Montréal, Quebec, December 22, 2005
PRESENT: RICHARD MORNEAU, ESQ., PROTHONOTARY
BETWEEN:
and
REASONS FOR ORDER AND ORDER
[1] As filed, the Respondent's motion is to strike out portions of the Applicant's application for judicial review, namely the second and third grounds listed in the application. The third ground listed in the Applicant's application is not, for the purpose of this motion, in contention any more since at the hearing counsel for the Applicant agreed to replace it with a more appropriate wording. We shall return to that point at paragraph 28, infra.
[2] The Respondent alleges in its motion that the second ground for review has no possibility of success, that it is barred by issue estoppel and re-litigating it would amount to an abuse of process.
FACTS
[3] The relevant facts at the foundation of this motion are as follows.
[4] The Applicant is a society registered pursuant to the Societies Act, R.S.N.S. 1989, c. 435. It represents Métis and off-reserve/non-status Aboriginal people, and seeks to enforce the Aboriginal and Treaty rights enjoyed by these individuals.
[5] In 2001, the Applicant, together with several individual plaintiffs, commenced an action against the Respondent, the Minister of Fisheries and Oceans, the Minister of Indian and Northern Affairs, and the Interlocutor for Métis and Non-Status Indians (the 2001 Action). It was alleged that the Crown had failed to meet its duty of consultation with respect to aboriginal rights and fishing agreements.
[6] The Applicant and individual plaintiffs sought a declaration that the defendants had breached their duty of consultation, a declaration setting out the process to be followed in the future in order to comply with that duty, and an injunction preventing the defendants from making decisions if they had not complied with the process. In addition, the Applicant and individual plaintiffs sought certiorari to quash decisions made without consultation.
○ ○ ○ ○ ○
§ **What is asked**
Could you copy the court order, starting at "Montréal, Quebec, December" and ending at "abuse of process.", but switch "motion" to "request"? Work from the court order alone.

§ **Entries**
○ ○ ○ ○ ○
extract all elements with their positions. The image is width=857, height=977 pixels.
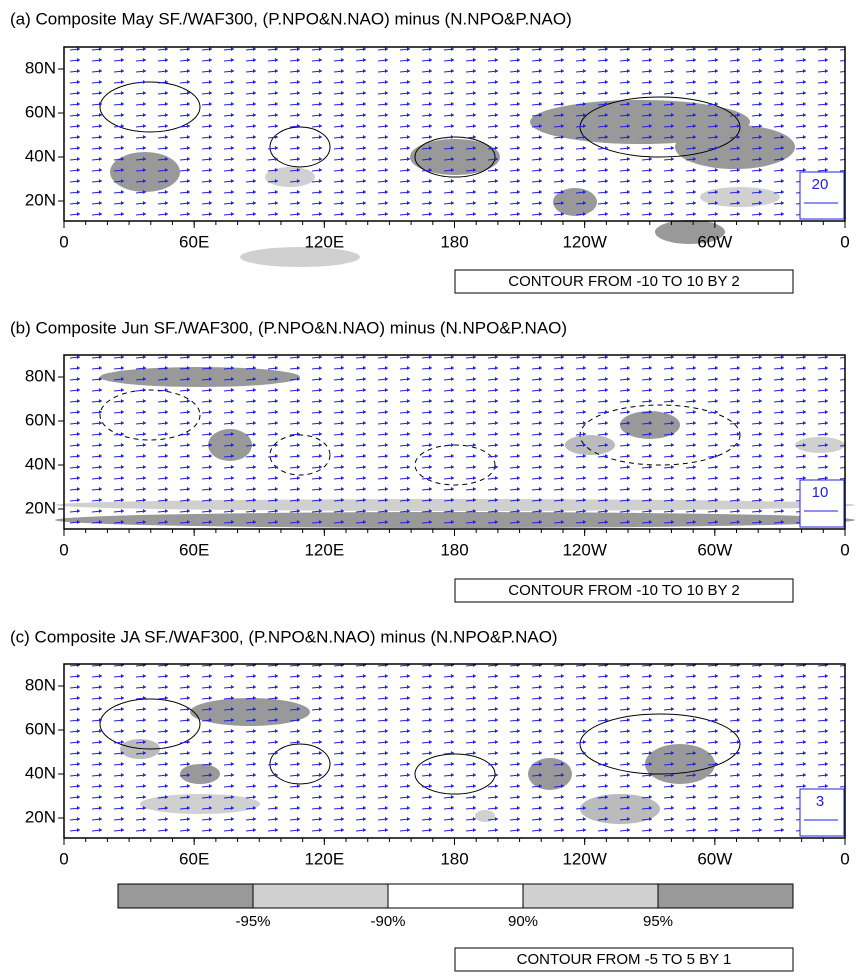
○ ○ ○ ○ ○
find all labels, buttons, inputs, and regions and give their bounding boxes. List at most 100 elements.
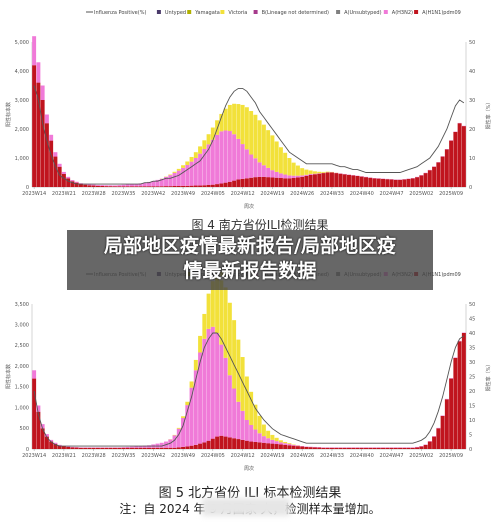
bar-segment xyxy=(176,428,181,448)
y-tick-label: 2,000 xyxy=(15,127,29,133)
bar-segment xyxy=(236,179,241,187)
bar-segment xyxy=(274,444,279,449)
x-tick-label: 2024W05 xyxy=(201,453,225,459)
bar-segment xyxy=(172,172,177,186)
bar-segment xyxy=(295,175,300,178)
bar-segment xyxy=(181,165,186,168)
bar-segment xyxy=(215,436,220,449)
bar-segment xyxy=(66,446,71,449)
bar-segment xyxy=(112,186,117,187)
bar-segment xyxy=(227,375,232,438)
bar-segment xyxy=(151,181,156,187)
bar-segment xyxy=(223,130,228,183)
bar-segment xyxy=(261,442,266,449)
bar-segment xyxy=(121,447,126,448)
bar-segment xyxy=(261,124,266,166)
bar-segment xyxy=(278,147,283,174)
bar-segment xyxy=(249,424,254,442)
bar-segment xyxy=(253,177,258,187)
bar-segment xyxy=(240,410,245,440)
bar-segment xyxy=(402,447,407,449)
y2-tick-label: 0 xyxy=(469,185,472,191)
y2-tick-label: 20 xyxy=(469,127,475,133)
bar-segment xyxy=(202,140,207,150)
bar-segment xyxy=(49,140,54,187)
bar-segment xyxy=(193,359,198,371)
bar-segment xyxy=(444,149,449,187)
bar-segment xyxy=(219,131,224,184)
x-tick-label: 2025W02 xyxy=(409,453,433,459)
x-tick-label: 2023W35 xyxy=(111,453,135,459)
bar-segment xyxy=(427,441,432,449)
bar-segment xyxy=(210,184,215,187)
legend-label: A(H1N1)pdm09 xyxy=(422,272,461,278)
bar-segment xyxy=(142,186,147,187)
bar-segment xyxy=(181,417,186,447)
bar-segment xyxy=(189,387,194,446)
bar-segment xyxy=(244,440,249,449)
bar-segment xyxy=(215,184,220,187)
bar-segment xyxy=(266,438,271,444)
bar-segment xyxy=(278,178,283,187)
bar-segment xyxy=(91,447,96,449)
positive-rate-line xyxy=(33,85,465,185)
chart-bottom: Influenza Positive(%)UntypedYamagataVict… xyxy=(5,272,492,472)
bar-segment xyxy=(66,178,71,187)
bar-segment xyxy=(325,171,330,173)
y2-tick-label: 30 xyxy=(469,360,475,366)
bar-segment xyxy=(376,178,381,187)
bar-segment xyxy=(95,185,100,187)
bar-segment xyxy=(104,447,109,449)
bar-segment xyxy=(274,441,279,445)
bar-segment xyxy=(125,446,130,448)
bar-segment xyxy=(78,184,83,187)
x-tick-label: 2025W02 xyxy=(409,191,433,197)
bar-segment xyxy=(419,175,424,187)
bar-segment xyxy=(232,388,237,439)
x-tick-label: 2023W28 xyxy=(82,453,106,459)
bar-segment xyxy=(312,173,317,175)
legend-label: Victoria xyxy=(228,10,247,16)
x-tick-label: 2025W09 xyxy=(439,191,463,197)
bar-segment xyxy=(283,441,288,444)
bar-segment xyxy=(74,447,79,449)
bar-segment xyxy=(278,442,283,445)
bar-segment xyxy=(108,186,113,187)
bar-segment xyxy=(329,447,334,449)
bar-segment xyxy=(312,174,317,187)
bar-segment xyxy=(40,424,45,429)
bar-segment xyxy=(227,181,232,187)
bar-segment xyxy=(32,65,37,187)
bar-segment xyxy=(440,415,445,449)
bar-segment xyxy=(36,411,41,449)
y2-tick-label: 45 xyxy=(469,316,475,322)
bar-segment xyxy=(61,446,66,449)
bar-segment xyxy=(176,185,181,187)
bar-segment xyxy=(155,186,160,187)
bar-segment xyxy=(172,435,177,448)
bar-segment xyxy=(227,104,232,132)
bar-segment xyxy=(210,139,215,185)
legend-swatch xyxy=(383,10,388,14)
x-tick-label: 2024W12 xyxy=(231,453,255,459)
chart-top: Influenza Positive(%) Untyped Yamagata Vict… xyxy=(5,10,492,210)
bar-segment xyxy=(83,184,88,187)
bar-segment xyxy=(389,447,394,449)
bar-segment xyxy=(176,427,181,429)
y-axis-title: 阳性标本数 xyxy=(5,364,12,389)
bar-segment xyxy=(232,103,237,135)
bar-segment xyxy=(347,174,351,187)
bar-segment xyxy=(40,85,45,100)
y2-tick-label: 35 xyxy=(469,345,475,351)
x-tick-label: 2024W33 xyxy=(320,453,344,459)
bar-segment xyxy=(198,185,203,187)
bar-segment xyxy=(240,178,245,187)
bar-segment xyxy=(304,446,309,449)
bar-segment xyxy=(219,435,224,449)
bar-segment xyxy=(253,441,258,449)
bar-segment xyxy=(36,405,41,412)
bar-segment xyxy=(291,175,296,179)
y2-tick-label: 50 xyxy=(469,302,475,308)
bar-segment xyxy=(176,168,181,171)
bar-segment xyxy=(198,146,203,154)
○ ○ ○ ○ ○
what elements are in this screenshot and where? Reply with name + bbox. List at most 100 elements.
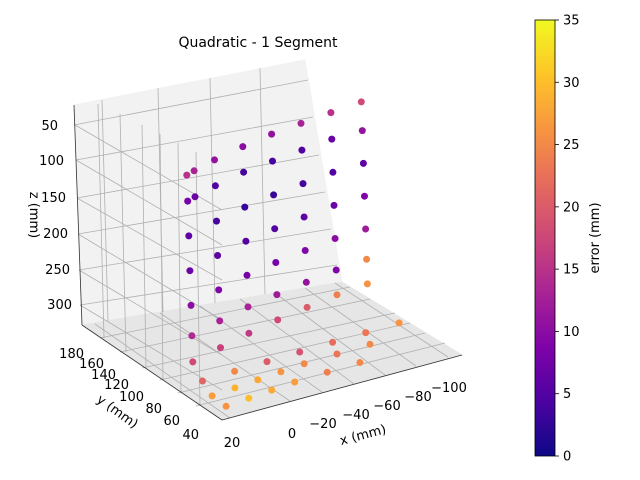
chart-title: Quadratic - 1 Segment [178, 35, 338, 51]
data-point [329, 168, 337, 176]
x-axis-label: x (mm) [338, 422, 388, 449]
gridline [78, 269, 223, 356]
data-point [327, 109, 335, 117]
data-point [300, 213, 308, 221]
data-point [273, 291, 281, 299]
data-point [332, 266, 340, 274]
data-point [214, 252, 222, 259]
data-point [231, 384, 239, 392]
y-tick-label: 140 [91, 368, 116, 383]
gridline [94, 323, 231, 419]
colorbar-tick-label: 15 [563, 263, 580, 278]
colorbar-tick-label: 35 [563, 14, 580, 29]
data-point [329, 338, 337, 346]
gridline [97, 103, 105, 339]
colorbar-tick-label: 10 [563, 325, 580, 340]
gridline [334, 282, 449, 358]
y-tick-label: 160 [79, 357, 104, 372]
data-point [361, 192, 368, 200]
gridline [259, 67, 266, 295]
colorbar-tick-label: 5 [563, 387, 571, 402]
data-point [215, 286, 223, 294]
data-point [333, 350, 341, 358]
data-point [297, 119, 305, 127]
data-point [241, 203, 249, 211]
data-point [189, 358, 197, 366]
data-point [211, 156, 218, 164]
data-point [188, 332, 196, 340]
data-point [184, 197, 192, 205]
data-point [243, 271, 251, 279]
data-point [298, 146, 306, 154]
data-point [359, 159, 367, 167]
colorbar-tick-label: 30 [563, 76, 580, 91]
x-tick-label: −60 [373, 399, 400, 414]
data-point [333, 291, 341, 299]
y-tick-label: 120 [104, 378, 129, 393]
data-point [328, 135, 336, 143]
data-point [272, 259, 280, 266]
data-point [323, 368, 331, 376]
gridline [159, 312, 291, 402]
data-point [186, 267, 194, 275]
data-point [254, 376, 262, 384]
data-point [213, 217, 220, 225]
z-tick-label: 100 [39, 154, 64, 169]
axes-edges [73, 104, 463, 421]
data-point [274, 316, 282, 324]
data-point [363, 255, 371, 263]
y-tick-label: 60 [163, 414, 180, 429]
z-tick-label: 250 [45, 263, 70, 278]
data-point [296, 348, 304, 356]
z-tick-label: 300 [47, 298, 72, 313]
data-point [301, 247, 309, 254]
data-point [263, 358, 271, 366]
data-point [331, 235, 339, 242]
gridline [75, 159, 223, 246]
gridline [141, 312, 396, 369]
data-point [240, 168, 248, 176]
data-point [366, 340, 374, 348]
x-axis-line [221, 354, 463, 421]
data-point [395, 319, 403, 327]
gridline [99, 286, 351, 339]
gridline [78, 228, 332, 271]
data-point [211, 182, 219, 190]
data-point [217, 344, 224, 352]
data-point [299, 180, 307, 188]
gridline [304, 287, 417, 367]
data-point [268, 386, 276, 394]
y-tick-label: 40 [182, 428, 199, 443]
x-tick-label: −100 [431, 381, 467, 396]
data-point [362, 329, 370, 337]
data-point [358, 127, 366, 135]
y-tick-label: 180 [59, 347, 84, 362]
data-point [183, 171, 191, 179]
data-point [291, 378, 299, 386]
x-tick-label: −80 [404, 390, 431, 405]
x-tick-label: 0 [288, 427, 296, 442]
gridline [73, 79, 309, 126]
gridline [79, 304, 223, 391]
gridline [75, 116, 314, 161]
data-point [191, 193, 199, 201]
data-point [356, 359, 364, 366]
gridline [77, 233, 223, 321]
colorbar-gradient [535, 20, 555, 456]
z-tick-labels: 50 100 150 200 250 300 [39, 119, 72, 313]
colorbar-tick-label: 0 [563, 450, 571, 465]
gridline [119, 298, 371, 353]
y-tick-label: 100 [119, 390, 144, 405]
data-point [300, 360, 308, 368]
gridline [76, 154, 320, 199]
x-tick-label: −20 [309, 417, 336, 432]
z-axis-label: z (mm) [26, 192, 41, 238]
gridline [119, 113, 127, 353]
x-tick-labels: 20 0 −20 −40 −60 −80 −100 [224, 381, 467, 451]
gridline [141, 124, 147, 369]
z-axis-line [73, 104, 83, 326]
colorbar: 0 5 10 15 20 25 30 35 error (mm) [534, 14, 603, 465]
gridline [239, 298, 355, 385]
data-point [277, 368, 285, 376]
○ ○ ○ ○ ○
§ **Answer to this task**
Montréal, Quebec, December 22, 2005
PRESENT: RICHARD MORNEAU, ESQ., PROTHONOTARY
BETWEEN:
and
REASONS FOR ORDER AND ORDER
[1] As filed, the Respondent's request is to strike out portions of the Applicant's application for judicial review, namely the second and third grounds listed in the application. The third ground listed in the Applicant's application is not, for the purpose of this request, in contention any more since at the hearing counsel for the Applicant agreed to replace it with a more appropriate wording. We shall return to that point at paragraph 28, infra.
[2] The Respondent alleges in its request that the second ground for review has no possibility of success, that it is barred by issue estoppel and re-litigating it would amount to an abuse of process.